Records from a dataset:

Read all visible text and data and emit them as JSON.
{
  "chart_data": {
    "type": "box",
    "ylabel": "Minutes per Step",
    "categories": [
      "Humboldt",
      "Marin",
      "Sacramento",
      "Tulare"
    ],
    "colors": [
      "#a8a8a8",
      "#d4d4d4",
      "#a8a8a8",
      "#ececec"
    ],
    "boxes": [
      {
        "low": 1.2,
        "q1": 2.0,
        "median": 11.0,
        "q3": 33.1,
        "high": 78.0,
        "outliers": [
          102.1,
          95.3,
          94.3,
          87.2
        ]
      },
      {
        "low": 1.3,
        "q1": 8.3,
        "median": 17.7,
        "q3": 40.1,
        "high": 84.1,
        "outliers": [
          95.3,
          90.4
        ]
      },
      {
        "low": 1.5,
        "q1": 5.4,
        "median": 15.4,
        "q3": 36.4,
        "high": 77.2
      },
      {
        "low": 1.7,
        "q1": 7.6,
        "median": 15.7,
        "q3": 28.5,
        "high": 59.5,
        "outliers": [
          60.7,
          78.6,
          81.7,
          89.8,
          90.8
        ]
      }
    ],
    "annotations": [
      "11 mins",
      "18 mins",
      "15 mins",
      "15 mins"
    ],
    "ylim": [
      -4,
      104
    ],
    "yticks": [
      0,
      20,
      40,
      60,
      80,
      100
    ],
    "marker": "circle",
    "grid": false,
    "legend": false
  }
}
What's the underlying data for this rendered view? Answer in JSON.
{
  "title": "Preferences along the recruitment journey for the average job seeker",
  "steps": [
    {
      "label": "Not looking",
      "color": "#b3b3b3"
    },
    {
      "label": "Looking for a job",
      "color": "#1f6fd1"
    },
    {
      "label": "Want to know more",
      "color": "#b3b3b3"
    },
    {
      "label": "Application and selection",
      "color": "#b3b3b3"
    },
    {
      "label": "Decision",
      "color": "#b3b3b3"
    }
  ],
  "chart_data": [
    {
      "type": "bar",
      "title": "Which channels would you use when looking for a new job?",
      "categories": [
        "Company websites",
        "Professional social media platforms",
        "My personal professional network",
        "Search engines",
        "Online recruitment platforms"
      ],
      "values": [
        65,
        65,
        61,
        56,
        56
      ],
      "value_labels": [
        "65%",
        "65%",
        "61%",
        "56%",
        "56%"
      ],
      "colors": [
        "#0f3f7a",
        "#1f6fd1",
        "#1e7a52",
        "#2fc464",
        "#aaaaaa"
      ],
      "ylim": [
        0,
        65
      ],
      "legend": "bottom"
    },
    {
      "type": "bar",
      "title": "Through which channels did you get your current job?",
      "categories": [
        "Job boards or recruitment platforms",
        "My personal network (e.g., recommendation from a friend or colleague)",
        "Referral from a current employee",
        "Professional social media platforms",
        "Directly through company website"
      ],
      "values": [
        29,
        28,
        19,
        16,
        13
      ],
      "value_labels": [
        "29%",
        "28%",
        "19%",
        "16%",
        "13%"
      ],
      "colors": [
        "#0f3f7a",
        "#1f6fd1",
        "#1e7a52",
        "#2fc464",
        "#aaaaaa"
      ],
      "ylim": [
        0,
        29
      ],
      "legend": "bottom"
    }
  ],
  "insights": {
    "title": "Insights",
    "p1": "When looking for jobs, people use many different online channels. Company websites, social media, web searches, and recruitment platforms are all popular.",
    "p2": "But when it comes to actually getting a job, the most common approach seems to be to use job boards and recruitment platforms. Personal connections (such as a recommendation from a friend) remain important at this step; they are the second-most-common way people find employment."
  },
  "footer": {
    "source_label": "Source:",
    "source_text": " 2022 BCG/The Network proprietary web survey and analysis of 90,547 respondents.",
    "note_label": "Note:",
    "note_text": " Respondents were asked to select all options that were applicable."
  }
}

WRITTEN INSTRUCTION:
Emit the full listing verbatim.

THE RESPONSE:
Read all visible text and data and emit them as JSON.
{
  "chart_data": {
    "type": "box",
    "ylabel": "Minutes per Step",
    "categories": [
      "Humboldt",
      "Marin",
      "Sacramento",
      "Tulare"
    ],
    "colors": [
      "#a8a8a8",
      "#d4d4d4",
      "#a8a8a8",
      "#ececec"
    ],
    "boxes": [
      {
        "low": 1.2,
        "q1": 2.0,
        "median": 11.0,
        "q3": 33.1,
        "high": 78.0,
        "outliers": [
          102.1,
          95.3,
          94.3,
          87.2
        ]
      },
      {
        "low": 1.3,
        "q1": 8.3,
        "median": 17.7,
        "q3": 40.1,
        "high": 84.1,
        "outliers": [
          95.3,
          90.4
        ]
      },
      {
        "low": 1.5,
        "q1": 5.4,
        "median": 15.4,
        "q3": 36.4,
        "high": 77.2
      },
      {
        "low": 1.7,
        "q1": 7.6,
        "median": 15.7,
        "q3": 28.5,
        "high": 59.5,
        "outliers": [
          60.7,
          78.6,
          81.7,
          89.8,
          90.8
        ]
      }
    ],
    "annotations": [
      "11 mins",
      "18 mins",
      "15 mins",
      "15 mins"
    ],
    "ylim": [
      -4,
      104
    ],
    "yticks": [
      0,
      20,
      40,
      60,
      80,
      100
    ],
    "marker": "circle",
    "grid": false,
    "legend": false
  }
}
What's the underlying data for this rendered view? Answer in JSON.
{
  "title": "Preferences along the recruitment journey for the average job seeker",
  "steps": [
    {
      "label": "Not looking",
      "color": "#b3b3b3"
    },
    {
      "label": "Looking for a job",
      "color": "#1f6fd1"
    },
    {
      "label": "Want to know more",
      "color": "#b3b3b3"
    },
    {
      "label": "Application and selection",
      "color": "#b3b3b3"
    },
    {
      "label": "Decision",
      "color": "#b3b3b3"
    }
  ],
  "chart_data": [
    {
      "type": "bar",
      "title": "Which channels would you use when looking for a new job?",
      "categories": [
        "Company websites",
        "Professional social media platforms",
        "My personal professional network",
        "Search engines",
        "Online recruitment platforms"
      ],
      "values": [
        65,
        65,
        61,
        56,
        56
      ],
      "value_labels": [
        "65%",
        "65%",
        "61%",
        "56%",
        "56%"
      ],
      "colors": [
        "#0f3f7a",
        "#1f6fd1",
        "#1e7a52",
        "#2fc464",
        "#aaaaaa"
      ],
      "ylim": [
        0,
        65
      ],
      "legend": "bottom"
    },
    {
      "type": "bar",
      "title": "Through which channels did you get your current job?",
      "categories": [
        "Job boards or recruitment platforms",
        "My personal network (e.g., recommendation from a friend or colleague)",
        "Referral from a current employee",
        "Professional social media platforms",
        "Directly through company website"
      ],
      "values": [
        29,
        28,
        19,
        16,
        13
      ],
      "value_labels": [
        "29%",
        "28%",
        "19%",
        "16%",
        "13%"
      ],
      "colors": [
        "#0f3f7a",
        "#1f6fd1",
        "#1e7a52",
        "#2fc464",
        "#aaaaaa"
      ],
      "ylim": [
        0,
        29
      ],
      "legend": "bottom"
    }
  ],
  "insights": {
    "title": "Insights",
    "p1": "When looking for jobs, people use many different online channels. Company websites, social media, web searches, and recruitment platforms are all popular.",
    "p2": "But when it comes to actually getting a job, the most common approach seems to be to use job boards and recruitment platforms. Personal connections (such as a recommendation from a friend) remain important at this step; they are the second-most-common way people find employment."
  },
  "footer": {
    "source_label": "Source:",
    "source_text": " 2022 BCG/The Network proprietary web survey and analysis of 90,547 respondents.",
    "note_label": "Note:",
    "note_text": " Respondents were asked to select all options that were applicable."
  }
}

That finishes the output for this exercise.